▶ TO BE DONE: Scan the material that follows. Copy every line containing the word "this".

○ ○ ○ ○ ○ ○ ○

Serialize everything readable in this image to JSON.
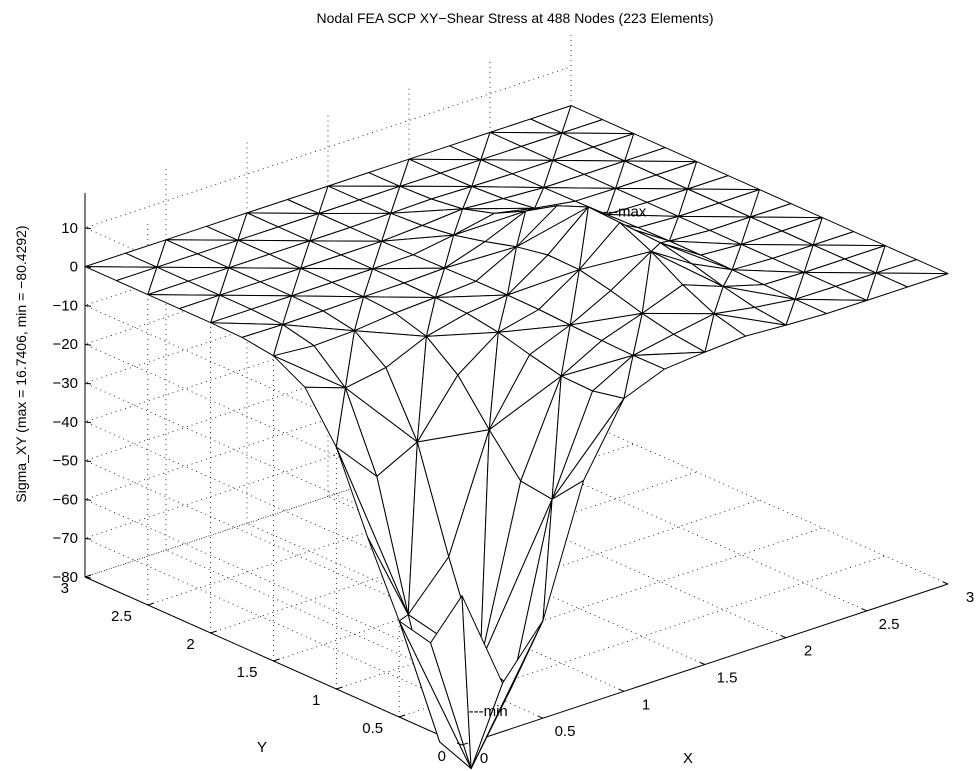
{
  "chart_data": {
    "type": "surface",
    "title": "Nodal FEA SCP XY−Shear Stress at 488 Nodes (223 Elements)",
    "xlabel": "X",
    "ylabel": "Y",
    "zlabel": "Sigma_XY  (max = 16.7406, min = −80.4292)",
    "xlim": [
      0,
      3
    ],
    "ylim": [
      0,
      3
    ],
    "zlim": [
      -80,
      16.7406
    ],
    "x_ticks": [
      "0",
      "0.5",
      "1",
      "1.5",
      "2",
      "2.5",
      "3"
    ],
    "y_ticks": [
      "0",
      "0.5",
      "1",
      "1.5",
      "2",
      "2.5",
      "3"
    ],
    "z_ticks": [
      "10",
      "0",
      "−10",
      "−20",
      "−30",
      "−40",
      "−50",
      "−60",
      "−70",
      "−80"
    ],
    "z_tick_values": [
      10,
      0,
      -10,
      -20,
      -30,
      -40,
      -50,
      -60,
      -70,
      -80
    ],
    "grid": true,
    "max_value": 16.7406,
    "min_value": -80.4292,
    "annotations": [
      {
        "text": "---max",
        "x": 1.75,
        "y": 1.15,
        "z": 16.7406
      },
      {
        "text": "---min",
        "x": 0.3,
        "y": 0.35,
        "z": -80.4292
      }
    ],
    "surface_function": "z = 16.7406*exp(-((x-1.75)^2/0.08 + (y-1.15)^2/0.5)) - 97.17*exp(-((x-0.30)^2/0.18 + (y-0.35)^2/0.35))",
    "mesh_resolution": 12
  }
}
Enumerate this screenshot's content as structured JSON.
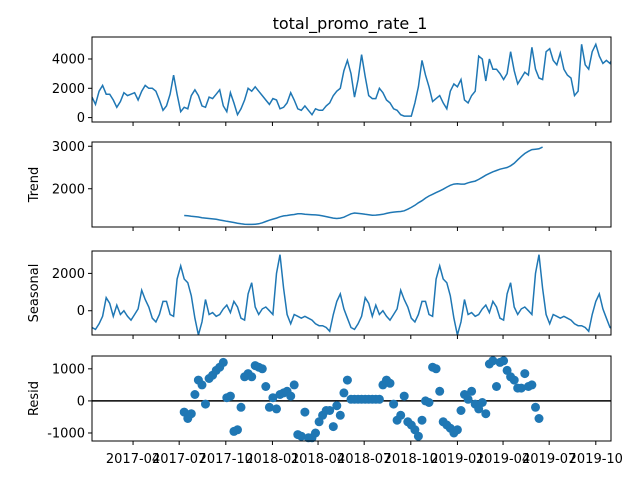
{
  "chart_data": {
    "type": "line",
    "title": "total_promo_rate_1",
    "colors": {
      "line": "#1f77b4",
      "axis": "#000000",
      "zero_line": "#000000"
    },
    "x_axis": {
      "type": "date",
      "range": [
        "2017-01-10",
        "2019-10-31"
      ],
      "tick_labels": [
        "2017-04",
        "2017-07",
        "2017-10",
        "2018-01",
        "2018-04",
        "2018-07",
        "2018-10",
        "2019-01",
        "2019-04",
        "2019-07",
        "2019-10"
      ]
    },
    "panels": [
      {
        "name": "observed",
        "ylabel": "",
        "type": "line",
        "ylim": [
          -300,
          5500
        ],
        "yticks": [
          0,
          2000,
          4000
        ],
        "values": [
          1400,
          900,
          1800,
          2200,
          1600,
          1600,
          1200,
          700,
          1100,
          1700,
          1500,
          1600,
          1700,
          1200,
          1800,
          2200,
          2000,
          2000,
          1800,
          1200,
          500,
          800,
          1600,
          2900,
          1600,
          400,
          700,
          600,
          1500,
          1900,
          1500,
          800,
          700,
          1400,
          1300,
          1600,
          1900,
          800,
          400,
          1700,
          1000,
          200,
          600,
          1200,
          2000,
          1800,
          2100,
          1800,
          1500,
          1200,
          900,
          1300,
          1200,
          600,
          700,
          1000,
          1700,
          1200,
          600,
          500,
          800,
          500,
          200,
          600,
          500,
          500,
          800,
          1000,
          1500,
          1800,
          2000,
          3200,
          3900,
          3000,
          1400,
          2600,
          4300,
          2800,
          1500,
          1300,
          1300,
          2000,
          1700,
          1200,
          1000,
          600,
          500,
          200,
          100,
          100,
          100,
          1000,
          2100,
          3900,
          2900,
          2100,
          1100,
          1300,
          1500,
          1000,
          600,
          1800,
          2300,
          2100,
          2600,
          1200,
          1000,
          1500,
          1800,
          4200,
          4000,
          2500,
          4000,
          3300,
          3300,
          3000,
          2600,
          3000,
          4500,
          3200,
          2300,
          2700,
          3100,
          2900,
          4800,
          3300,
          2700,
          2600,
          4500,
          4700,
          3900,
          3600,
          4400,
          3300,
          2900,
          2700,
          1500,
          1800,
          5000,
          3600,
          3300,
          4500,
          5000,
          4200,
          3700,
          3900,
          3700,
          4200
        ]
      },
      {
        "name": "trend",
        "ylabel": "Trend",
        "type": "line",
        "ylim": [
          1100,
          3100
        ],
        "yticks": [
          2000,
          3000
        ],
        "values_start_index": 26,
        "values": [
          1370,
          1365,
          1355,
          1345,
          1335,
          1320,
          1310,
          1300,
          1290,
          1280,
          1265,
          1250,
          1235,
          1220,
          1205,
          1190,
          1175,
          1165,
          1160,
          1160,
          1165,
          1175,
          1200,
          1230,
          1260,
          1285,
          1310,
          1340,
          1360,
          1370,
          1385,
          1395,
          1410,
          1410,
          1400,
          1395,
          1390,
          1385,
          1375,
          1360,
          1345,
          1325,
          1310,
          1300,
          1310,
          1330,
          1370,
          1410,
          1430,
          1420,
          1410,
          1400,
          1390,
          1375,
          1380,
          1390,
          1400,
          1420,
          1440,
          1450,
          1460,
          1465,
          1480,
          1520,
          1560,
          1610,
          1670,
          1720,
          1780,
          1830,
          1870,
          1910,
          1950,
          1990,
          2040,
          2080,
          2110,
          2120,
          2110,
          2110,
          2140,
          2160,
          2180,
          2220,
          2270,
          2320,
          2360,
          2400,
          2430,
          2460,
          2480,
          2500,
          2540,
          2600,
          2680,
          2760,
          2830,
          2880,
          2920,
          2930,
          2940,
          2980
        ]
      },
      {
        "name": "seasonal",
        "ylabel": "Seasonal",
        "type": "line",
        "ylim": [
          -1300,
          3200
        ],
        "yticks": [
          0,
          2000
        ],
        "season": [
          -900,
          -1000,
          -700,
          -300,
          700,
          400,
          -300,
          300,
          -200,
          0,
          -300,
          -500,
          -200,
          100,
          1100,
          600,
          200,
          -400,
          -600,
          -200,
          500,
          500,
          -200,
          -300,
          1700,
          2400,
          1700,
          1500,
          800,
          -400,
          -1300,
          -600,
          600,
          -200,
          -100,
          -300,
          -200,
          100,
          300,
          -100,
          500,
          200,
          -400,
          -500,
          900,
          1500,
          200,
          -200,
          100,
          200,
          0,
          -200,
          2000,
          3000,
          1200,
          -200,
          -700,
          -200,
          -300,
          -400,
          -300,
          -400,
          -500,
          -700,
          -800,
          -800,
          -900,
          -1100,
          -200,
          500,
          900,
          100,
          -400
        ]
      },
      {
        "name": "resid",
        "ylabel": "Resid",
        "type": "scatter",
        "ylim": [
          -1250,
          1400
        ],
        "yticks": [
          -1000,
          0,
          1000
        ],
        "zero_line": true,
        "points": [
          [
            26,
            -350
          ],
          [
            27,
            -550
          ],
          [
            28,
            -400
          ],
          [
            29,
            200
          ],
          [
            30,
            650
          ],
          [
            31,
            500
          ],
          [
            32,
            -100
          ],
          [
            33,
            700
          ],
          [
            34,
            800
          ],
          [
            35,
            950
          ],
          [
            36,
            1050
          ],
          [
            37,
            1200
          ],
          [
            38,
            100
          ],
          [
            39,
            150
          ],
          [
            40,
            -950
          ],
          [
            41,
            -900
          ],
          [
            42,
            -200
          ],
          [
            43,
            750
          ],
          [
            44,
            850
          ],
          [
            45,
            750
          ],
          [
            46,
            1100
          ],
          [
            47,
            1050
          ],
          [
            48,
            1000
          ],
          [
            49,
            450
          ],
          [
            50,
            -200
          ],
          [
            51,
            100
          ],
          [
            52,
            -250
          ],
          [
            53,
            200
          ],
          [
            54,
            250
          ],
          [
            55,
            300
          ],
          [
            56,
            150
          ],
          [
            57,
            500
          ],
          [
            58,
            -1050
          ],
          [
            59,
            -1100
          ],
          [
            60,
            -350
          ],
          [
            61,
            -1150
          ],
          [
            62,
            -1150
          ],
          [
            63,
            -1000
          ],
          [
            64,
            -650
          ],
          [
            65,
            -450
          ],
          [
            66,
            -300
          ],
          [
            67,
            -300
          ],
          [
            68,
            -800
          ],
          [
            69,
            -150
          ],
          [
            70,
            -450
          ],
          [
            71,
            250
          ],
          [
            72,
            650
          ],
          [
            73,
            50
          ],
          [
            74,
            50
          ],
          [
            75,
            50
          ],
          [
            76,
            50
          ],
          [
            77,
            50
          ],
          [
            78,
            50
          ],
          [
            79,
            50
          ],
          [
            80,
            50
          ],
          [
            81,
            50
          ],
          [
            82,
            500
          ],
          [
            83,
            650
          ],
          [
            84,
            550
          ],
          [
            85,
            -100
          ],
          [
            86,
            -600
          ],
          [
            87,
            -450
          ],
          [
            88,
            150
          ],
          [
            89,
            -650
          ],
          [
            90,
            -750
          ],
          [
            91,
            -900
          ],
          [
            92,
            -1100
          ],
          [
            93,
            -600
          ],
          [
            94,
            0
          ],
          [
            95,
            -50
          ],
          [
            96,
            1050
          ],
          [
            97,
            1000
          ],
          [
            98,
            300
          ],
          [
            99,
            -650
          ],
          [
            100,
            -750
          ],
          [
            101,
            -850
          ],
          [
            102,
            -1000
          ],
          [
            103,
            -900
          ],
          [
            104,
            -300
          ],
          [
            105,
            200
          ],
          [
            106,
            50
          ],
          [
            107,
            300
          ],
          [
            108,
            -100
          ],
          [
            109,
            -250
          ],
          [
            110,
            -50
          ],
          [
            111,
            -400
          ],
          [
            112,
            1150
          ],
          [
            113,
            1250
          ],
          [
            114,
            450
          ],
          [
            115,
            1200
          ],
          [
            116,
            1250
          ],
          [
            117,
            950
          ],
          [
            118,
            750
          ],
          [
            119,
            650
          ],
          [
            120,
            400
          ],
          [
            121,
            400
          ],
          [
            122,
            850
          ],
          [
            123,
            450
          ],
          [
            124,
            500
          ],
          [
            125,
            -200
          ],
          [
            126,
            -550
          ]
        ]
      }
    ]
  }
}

○ ○ ○ ○ ○ ○ ○

▶ RESPONSE:
Serialize everything readable in this image to JSON.
Enumerate this screenshot's content as structured JSON.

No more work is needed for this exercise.